EXERCISE BRIEF: Go through the entries and count the lines with the string "this" in them. Give only that number.

DATA FOR THE TASK:
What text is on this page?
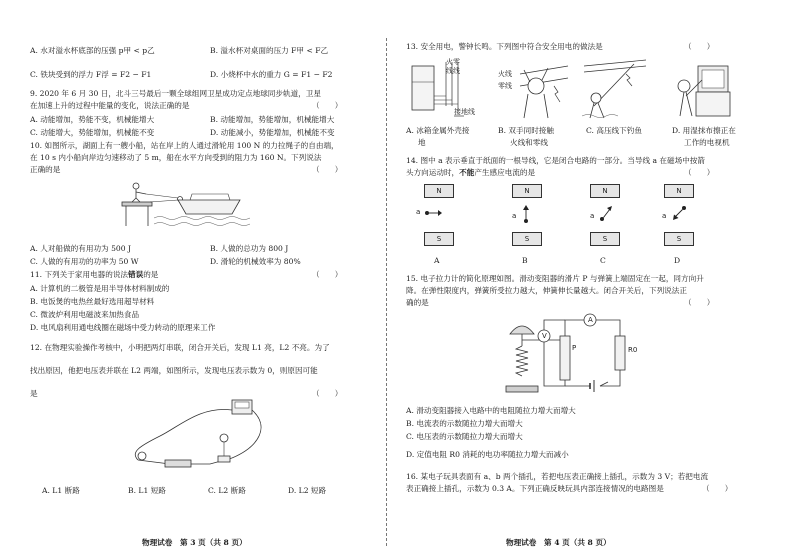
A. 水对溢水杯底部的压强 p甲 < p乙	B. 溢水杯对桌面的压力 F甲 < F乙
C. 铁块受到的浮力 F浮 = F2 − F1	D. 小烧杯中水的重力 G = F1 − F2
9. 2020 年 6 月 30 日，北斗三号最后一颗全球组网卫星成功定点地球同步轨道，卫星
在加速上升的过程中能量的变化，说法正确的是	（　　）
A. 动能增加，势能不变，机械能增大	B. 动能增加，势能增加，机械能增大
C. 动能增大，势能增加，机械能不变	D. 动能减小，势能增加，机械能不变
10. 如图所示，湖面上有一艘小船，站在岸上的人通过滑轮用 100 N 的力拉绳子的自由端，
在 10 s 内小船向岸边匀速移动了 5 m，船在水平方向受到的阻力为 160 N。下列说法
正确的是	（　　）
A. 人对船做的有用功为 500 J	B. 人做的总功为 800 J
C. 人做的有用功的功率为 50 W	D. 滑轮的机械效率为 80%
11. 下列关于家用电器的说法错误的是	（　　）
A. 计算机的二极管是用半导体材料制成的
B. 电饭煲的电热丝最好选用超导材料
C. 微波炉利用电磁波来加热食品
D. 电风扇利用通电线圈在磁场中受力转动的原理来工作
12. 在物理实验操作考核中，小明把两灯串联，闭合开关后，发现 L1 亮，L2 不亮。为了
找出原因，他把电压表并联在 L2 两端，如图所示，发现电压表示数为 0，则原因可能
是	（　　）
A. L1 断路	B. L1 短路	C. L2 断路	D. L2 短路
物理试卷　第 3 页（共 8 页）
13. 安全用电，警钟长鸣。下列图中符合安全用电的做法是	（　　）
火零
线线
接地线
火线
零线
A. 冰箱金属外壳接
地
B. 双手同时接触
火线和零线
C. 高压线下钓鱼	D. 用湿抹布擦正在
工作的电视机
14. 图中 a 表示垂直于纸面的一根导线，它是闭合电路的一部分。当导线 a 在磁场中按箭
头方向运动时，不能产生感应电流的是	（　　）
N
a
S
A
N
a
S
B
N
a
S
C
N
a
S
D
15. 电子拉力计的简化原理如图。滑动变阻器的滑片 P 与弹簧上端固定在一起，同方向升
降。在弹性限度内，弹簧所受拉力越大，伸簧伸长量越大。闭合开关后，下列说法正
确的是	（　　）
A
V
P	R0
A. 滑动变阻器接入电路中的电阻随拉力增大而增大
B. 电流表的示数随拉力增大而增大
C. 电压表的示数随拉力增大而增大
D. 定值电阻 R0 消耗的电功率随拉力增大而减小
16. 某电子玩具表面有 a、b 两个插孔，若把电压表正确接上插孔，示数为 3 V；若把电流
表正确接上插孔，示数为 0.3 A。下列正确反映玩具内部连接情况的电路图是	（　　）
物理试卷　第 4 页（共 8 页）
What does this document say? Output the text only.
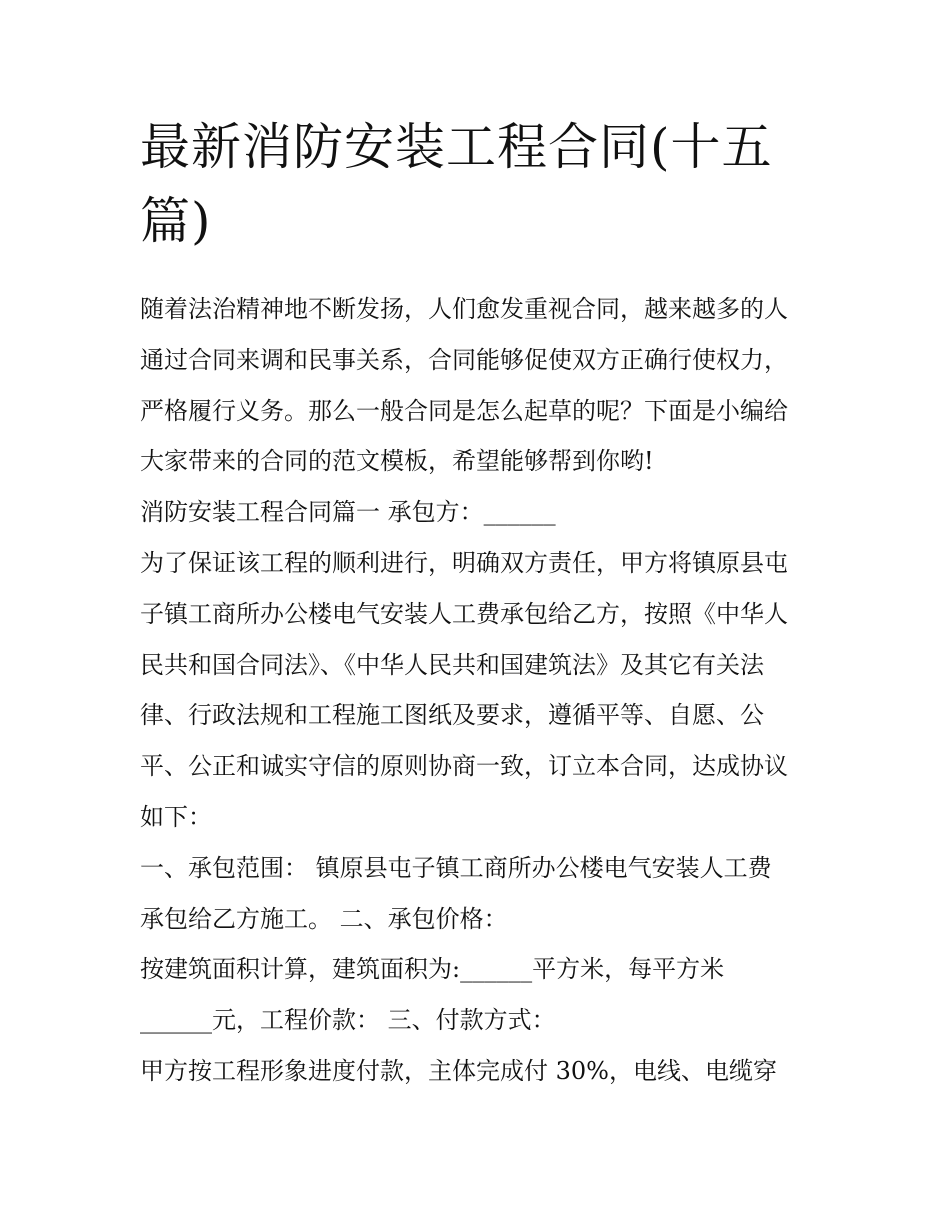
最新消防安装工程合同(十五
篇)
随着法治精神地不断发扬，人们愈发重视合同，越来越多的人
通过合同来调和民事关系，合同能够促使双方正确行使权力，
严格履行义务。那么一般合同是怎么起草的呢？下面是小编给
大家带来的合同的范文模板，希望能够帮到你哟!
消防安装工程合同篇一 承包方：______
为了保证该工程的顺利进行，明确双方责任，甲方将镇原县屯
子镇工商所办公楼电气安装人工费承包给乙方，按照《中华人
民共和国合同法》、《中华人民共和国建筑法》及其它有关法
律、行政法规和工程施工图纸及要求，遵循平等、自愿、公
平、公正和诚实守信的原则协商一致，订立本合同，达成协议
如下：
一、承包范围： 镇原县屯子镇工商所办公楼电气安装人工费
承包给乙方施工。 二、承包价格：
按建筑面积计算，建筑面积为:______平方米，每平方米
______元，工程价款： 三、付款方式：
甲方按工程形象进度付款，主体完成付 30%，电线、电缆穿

TASK ANSWER: 2